What you are asked to do => Retype the listing that follows, exactly as written.

┌──

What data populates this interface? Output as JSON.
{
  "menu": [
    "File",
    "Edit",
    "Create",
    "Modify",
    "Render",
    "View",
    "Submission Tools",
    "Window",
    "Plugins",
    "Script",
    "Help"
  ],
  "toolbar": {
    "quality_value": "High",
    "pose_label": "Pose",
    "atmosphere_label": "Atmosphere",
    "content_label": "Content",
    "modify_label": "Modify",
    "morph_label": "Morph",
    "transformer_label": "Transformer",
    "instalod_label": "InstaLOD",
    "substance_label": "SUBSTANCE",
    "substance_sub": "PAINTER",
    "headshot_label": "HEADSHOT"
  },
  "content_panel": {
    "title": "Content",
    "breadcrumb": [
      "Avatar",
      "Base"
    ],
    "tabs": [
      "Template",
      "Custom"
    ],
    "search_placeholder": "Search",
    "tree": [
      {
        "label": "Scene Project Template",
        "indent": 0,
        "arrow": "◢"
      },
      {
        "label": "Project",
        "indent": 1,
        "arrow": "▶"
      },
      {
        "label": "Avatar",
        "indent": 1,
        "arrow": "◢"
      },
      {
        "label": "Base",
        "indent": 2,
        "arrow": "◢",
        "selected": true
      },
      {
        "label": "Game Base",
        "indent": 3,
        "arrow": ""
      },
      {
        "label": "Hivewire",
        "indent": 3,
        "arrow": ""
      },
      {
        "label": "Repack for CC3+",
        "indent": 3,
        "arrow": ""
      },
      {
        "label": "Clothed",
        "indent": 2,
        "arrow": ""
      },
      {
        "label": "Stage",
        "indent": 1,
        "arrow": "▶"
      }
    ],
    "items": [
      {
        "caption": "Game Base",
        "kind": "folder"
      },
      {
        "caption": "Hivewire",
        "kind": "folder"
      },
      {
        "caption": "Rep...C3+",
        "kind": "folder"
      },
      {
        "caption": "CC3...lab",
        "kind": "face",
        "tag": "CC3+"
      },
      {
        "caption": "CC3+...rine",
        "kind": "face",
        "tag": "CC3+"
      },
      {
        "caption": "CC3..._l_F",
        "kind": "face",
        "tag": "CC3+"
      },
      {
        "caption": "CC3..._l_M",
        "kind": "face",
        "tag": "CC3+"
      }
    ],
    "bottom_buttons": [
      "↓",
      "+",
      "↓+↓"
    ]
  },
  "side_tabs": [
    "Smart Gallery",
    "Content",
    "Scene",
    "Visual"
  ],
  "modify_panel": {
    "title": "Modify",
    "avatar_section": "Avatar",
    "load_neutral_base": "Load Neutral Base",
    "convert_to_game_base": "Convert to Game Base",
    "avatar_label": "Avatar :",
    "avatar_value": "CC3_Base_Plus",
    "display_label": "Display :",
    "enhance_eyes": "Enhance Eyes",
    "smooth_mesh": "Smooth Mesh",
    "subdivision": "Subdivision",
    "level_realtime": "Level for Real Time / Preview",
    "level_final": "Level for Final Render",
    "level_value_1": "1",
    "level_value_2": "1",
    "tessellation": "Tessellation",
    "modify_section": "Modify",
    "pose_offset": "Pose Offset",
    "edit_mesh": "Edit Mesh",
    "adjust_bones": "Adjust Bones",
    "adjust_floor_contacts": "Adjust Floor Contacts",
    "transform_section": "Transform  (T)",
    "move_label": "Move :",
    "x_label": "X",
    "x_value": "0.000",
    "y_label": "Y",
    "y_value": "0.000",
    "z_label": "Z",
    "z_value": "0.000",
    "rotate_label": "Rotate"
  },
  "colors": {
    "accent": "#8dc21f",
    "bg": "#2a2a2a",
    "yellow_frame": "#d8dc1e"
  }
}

└──

Exercise answer =>
What data populates this interface? Output as JSON.
{
  "menu": [
    "File",
    "Edit",
    "Create",
    "Modify",
    "Render",
    "View",
    "Submission Tools",
    "Window",
    "Plugins",
    "Script",
    "Help"
  ],
  "toolbar": {
    "quality_value": "High",
    "pose_label": "Pose",
    "atmosphere_label": "Atmosphere",
    "content_label": "Content",
    "modify_label": "Modify",
    "morph_label": "Morph",
    "transformer_label": "Transformer",
    "instalod_label": "InstaLOD",
    "substance_label": "SUBSTANCE",
    "substance_sub": "PAINTER",
    "headshot_label": "HEADSHOT"
  },
  "content_panel": {
    "title": "Content",
    "breadcrumb": [
      "Avatar",
      "Base"
    ],
    "tabs": [
      "Template",
      "Custom"
    ],
    "search_placeholder": "Search",
    "tree": [
      {
        "label": "Scene Project Template",
        "indent": 0,
        "arrow": "◢"
      },
      {
        "label": "Project",
        "indent": 1,
        "arrow": "▶"
      },
      {
        "label": "Avatar",
        "indent": 1,
        "arrow": "◢"
      },
      {
        "label": "Base",
        "indent": 2,
        "arrow": "◢",
        "selected": true
      },
      {
        "label": "Game Base",
        "indent": 3,
        "arrow": ""
      },
      {
        "label": "Hivewire",
        "indent": 3,
        "arrow": ""
      },
      {
        "label": "Repack for CC3+",
        "indent": 3,
        "arrow": ""
      },
      {
        "label": "Clothed",
        "indent": 2,
        "arrow": ""
      },
      {
        "label": "Stage",
        "indent": 1,
        "arrow": "▶"
      }
    ],
    "items": [
      {
        "caption": "Game Base",
        "kind": "folder"
      },
      {
        "caption": "Hivewire",
        "kind": "folder"
      },
      {
        "caption": "Rep...C3+",
        "kind": "folder"
      },
      {
        "caption": "CC3...lab",
        "kind": "face",
        "tag": "CC3+"
      },
      {
        "caption": "CC3+...rine",
        "kind": "face",
        "tag": "CC3+"
      },
      {
        "caption": "CC3..._l_F",
        "kind": "face",
        "tag": "CC3+"
      },
      {
        "caption": "CC3..._l_M",
        "kind": "face",
        "tag": "CC3+"
      }
    ],
    "bottom_buttons": [
      "↓",
      "+",
      "↓+↓"
    ]
  },
  "side_tabs": [
    "Smart Gallery",
    "Content",
    "Scene",
    "Visual"
  ],
  "modify_panel": {
    "title": "Modify",
    "avatar_section": "Avatar",
    "load_neutral_base": "Load Neutral Base",
    "convert_to_game_base": "Convert to Game Base",
    "avatar_label": "Avatar :",
    "avatar_value": "CC3_Base_Plus",
    "display_label": "Display :",
    "enhance_eyes": "Enhance Eyes",
    "smooth_mesh": "Smooth Mesh",
    "subdivision": "Subdivision",
    "level_realtime": "Level for Real Time / Preview",
    "level_final": "Level for Final Render",
    "level_value_1": "1",
    "level_value_2": "1",
    "tessellation": "Tessellation",
    "modify_section": "Modify",
    "pose_offset": "Pose Offset",
    "edit_mesh": "Edit Mesh",
    "adjust_bones": "Adjust Bones",
    "adjust_floor_contacts": "Adjust Floor Contacts",
    "transform_section": "Transform  (T)",
    "move_label": "Move :",
    "x_label": "X",
    "x_value": "0.000",
    "y_label": "Y",
    "y_value": "0.000",
    "z_label": "Z",
    "z_value": "0.000",
    "rotate_label": "Rotate"
  },
  "colors": {
    "accent": "#8dc21f",
    "bg": "#2a2a2a",
    "yellow_frame": "#d8dc1e"
  }
}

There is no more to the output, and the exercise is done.